◆ TASK DESCRIPTION: Which lines in the records below contain the word "panel"? Copy each one out.

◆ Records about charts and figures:
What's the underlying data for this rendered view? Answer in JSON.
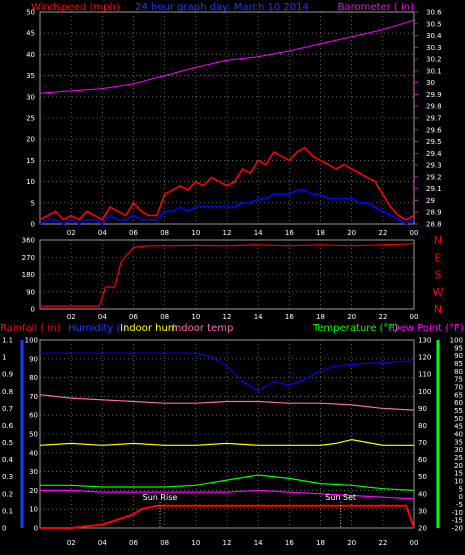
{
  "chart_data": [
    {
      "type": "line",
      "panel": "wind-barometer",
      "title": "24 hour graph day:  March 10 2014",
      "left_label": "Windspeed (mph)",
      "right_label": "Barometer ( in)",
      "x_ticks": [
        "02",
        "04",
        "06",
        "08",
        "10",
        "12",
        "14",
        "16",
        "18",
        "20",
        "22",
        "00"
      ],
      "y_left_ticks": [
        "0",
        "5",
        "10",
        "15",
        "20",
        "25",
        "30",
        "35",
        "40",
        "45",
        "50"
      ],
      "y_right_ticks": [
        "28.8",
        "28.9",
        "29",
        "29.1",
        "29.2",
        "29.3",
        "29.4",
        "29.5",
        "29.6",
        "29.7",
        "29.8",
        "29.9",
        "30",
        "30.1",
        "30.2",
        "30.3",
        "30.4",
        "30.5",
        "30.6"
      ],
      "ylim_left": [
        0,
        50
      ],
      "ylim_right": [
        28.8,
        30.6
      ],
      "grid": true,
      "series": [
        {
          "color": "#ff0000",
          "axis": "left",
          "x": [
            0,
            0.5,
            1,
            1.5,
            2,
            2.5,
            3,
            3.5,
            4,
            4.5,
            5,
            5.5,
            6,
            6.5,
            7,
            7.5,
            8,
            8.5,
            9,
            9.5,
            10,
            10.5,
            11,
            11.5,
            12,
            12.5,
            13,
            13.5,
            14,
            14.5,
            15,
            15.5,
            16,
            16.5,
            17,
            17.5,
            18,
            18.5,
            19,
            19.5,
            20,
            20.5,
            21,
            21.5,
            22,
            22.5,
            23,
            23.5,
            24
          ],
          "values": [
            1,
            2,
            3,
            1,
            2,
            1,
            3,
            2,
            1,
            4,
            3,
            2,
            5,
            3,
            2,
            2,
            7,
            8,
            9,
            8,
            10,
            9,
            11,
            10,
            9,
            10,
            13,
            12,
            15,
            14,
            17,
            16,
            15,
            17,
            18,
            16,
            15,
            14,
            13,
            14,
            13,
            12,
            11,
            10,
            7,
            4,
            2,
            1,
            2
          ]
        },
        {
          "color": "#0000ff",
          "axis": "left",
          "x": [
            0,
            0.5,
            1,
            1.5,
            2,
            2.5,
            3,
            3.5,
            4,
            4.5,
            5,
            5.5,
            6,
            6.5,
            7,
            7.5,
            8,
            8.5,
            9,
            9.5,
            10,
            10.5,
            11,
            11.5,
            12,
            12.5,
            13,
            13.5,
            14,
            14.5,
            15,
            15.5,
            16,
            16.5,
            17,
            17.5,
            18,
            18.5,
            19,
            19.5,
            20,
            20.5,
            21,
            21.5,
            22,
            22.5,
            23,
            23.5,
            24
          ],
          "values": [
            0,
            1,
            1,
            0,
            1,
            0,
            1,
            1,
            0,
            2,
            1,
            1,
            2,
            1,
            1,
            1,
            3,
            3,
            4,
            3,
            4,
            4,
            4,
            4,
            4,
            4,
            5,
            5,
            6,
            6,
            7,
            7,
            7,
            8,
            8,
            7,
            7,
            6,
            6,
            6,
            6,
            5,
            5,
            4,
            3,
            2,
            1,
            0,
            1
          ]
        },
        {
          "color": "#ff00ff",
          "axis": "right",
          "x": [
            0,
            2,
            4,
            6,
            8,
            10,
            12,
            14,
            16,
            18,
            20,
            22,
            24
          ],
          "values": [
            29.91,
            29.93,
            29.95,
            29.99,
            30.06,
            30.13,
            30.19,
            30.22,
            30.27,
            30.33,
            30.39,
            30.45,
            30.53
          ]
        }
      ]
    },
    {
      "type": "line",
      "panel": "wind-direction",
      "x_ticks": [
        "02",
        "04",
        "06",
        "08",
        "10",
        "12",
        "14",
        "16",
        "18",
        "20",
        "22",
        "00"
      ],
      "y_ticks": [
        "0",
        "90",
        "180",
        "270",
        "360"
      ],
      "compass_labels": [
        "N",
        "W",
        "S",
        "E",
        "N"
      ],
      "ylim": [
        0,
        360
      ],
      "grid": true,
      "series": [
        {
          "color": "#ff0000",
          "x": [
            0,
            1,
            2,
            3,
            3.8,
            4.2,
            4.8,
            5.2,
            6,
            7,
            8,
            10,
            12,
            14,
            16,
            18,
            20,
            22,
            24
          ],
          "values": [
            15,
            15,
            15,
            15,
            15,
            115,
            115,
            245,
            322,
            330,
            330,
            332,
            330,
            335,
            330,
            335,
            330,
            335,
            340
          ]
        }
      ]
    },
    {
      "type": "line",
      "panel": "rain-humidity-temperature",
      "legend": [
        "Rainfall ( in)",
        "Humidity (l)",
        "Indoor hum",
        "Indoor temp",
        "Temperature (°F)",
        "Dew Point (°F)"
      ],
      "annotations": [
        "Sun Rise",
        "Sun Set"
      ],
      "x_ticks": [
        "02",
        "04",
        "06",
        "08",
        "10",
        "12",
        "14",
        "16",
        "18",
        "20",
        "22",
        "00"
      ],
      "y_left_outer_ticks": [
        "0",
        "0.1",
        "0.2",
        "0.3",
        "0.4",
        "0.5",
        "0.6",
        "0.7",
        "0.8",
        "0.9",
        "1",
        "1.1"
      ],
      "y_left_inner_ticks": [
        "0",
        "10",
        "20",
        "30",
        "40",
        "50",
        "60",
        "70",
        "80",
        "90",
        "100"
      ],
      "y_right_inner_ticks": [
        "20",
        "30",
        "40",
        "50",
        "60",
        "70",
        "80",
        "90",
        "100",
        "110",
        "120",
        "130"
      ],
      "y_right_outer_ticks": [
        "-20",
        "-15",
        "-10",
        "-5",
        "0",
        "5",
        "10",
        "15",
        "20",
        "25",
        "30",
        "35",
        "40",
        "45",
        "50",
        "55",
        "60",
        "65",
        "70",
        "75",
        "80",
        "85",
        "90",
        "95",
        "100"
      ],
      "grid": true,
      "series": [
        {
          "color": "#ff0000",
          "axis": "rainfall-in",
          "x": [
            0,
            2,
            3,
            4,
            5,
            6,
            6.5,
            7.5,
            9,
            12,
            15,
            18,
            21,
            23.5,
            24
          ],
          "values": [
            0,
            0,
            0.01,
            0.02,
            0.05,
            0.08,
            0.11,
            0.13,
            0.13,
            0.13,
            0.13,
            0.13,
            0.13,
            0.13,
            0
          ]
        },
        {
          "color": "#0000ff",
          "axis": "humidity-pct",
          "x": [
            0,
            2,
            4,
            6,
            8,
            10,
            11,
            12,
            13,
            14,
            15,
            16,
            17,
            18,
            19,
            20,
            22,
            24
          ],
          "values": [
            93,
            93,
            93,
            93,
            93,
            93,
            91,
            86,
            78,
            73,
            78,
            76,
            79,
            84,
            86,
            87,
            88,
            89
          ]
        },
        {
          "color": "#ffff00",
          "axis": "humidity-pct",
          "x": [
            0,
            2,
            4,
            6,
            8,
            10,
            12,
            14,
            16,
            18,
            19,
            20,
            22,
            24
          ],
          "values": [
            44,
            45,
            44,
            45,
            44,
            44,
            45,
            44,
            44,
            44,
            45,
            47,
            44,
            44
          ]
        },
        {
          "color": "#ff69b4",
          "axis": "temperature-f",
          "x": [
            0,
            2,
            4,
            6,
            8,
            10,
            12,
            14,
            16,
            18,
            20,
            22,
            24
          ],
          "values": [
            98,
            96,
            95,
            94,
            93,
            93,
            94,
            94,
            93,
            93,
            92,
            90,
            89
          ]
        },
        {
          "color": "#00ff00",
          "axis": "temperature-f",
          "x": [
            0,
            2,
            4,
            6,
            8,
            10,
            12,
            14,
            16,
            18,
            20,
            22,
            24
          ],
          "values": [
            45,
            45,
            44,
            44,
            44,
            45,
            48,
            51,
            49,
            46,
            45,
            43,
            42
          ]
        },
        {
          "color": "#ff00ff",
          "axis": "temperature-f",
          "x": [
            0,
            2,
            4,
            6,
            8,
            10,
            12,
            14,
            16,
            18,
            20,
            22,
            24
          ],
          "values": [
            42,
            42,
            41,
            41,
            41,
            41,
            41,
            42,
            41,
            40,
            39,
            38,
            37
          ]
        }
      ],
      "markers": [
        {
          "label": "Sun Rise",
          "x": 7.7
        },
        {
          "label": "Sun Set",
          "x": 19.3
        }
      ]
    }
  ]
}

◆ THE RESPONSE:
      "panel": "wind-barometer",
      "panel": "wind-direction",
      "panel": "rain-humidity-temperature",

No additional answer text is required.